■ **SET EXERCISE**: Find how many lines hold the word "Tierra". Give only the number.

■ **EXERCISE DATA**:
----------

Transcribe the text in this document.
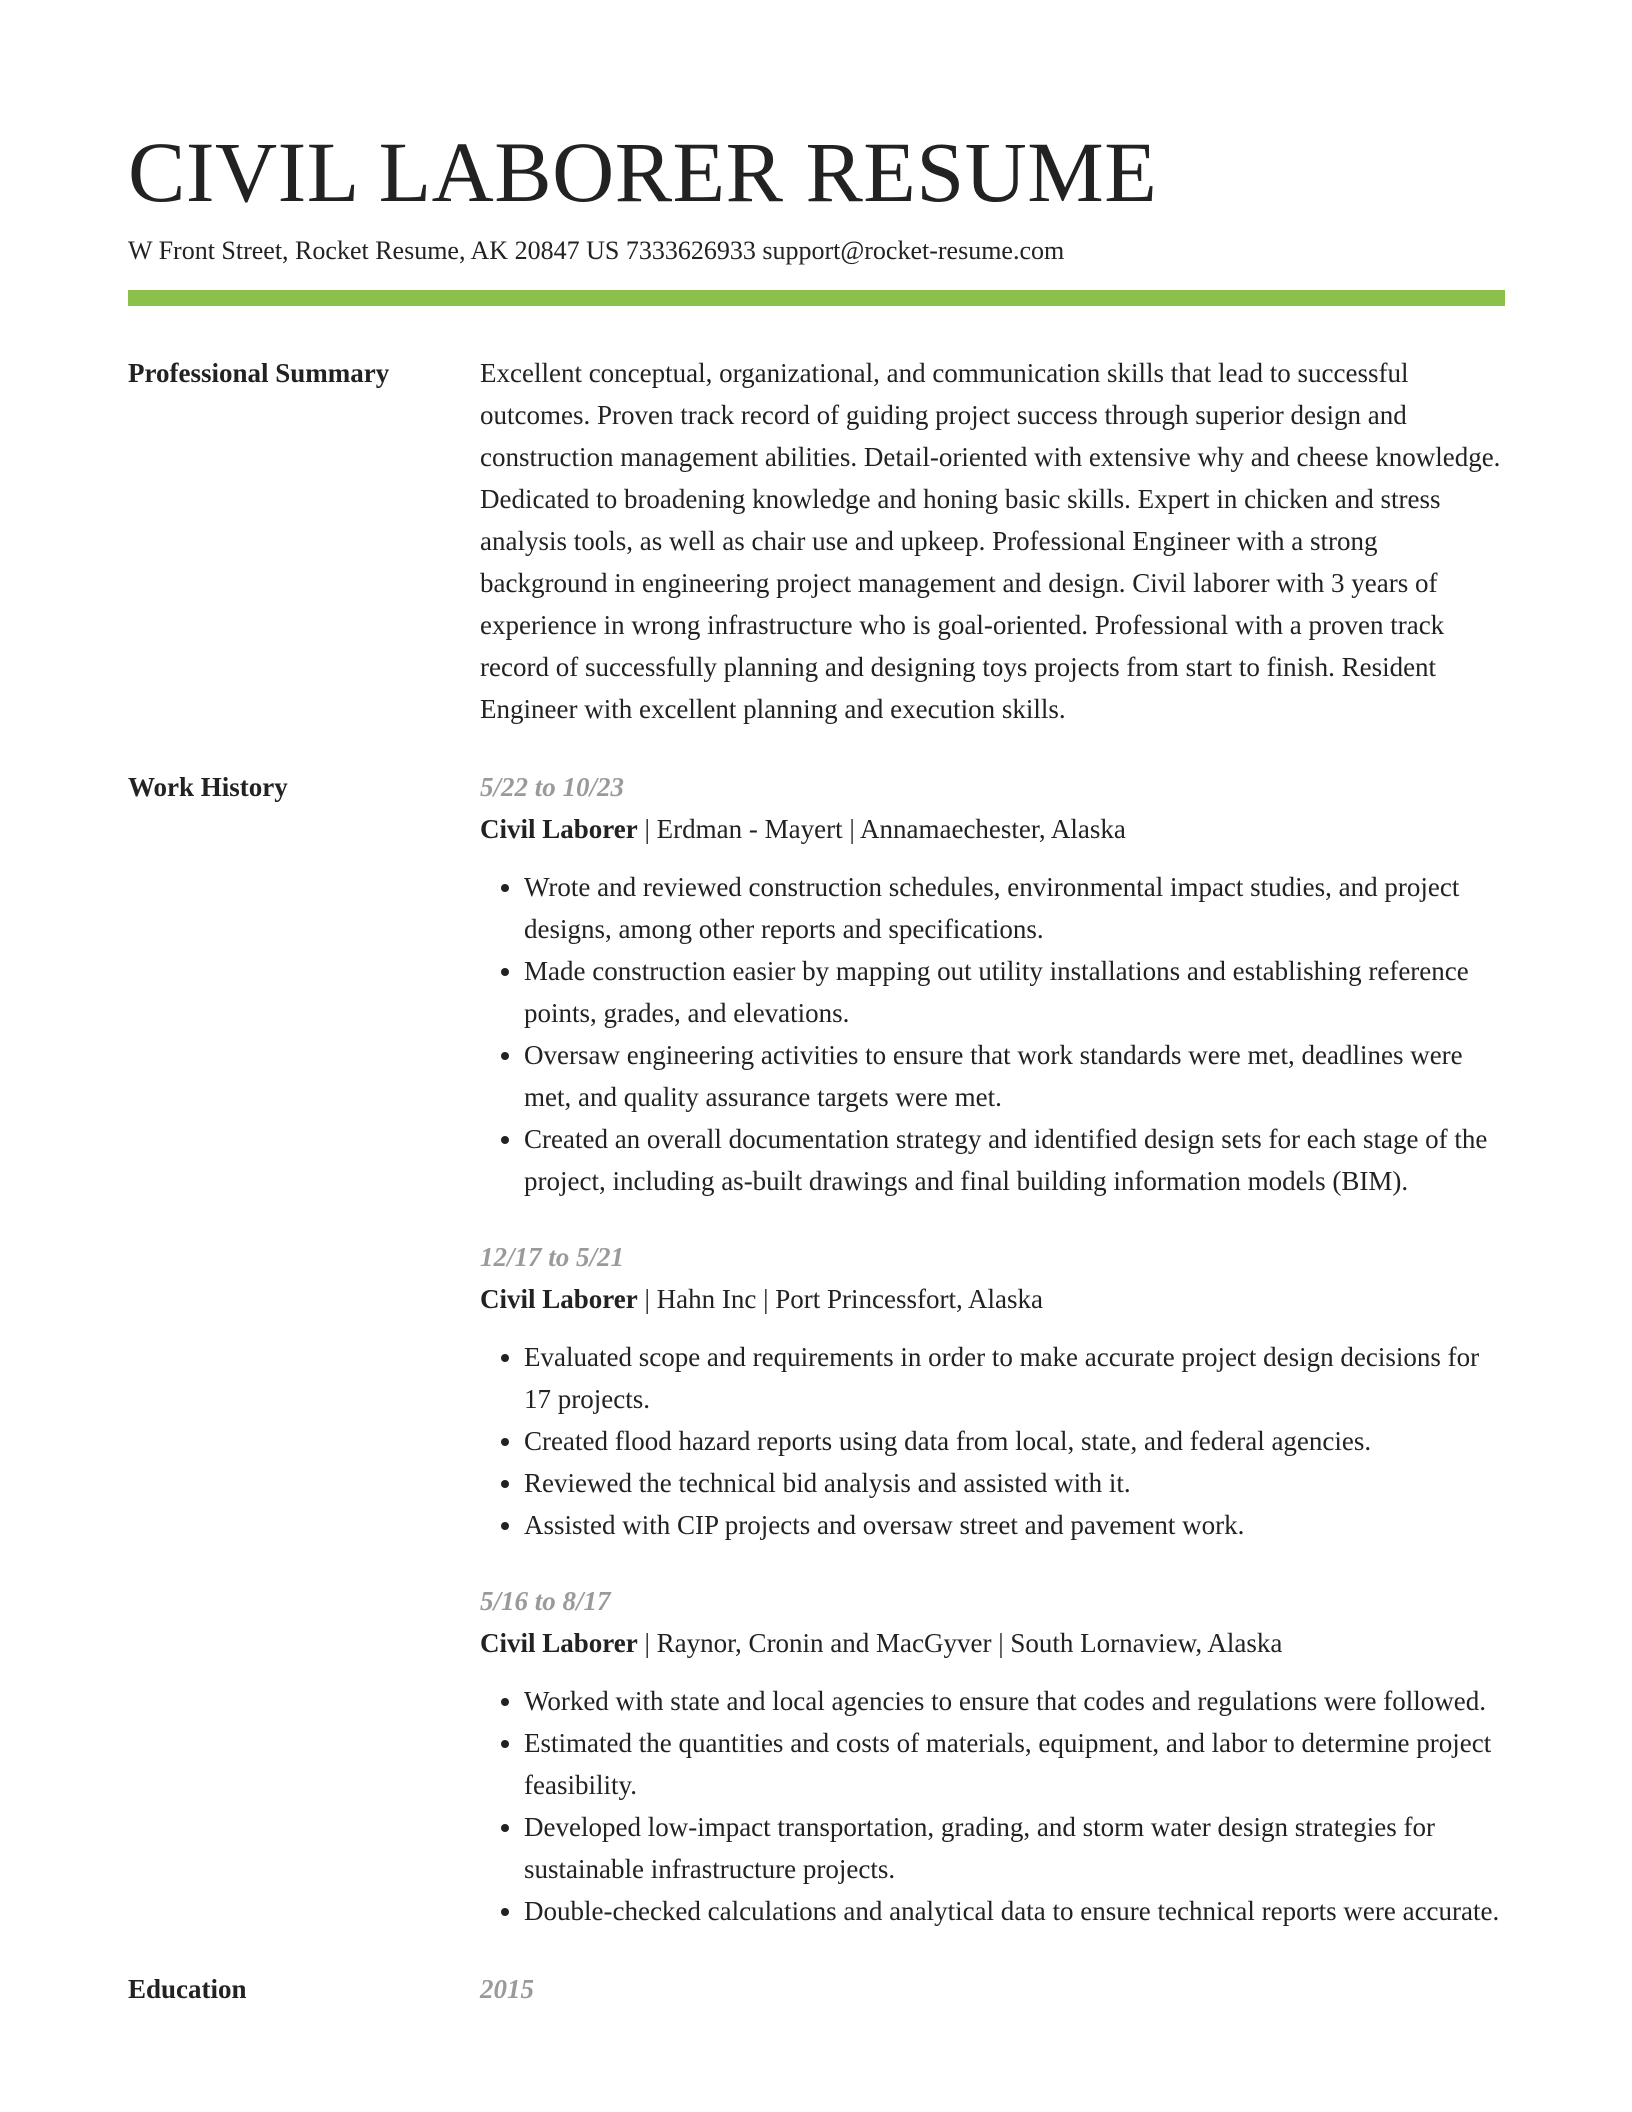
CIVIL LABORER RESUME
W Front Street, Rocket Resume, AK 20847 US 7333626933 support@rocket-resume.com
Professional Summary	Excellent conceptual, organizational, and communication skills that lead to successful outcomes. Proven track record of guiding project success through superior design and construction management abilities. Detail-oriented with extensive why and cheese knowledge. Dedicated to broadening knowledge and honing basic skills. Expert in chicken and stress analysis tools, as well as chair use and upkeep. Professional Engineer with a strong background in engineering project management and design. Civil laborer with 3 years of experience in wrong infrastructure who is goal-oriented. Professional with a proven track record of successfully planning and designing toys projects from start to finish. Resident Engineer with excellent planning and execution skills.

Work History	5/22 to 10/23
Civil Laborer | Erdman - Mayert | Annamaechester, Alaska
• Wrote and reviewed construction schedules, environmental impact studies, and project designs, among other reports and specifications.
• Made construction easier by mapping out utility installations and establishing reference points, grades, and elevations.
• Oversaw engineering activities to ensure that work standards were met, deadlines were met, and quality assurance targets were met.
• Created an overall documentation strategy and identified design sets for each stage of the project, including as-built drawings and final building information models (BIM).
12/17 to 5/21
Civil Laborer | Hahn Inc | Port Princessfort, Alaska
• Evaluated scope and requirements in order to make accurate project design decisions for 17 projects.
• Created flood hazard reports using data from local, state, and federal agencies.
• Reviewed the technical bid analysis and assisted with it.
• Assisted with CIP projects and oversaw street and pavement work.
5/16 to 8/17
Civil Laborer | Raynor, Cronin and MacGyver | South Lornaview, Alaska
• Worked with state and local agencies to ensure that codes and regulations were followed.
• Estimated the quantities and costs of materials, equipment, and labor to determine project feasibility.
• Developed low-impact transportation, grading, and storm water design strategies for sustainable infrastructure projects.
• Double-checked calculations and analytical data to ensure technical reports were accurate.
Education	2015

----------

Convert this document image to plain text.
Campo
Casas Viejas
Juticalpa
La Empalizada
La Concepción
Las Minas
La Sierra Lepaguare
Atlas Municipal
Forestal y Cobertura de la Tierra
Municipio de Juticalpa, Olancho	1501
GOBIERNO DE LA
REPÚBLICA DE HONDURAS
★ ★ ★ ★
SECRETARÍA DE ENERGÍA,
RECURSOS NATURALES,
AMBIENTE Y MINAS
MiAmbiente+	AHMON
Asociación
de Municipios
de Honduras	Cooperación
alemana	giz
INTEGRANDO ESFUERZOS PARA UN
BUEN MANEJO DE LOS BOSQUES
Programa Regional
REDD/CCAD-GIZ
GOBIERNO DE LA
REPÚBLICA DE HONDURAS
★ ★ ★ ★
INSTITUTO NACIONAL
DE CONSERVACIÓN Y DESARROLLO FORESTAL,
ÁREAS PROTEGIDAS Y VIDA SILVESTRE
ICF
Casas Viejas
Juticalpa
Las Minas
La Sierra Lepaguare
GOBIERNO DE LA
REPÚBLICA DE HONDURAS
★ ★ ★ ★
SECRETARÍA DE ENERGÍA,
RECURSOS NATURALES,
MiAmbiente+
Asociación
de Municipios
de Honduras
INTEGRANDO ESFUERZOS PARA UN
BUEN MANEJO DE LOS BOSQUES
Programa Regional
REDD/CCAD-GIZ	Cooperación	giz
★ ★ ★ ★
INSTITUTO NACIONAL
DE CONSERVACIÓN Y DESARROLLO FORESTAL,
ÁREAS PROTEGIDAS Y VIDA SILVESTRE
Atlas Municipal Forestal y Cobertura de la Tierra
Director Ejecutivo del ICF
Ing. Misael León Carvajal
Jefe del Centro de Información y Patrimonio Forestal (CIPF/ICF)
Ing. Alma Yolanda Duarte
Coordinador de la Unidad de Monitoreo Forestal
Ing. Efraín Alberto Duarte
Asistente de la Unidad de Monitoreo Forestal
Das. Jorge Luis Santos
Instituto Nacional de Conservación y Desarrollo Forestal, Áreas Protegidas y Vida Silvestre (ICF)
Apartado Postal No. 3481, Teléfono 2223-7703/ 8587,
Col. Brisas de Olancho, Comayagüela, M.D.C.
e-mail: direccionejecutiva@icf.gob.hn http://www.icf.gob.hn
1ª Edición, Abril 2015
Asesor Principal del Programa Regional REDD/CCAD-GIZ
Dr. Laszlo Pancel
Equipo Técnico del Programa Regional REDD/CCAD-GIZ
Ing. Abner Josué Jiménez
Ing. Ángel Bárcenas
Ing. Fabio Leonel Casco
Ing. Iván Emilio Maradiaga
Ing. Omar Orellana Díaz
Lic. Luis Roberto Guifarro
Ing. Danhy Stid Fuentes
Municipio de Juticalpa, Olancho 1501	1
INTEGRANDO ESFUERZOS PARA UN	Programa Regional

----------

■ **RESULT OF THIS TASK**: 2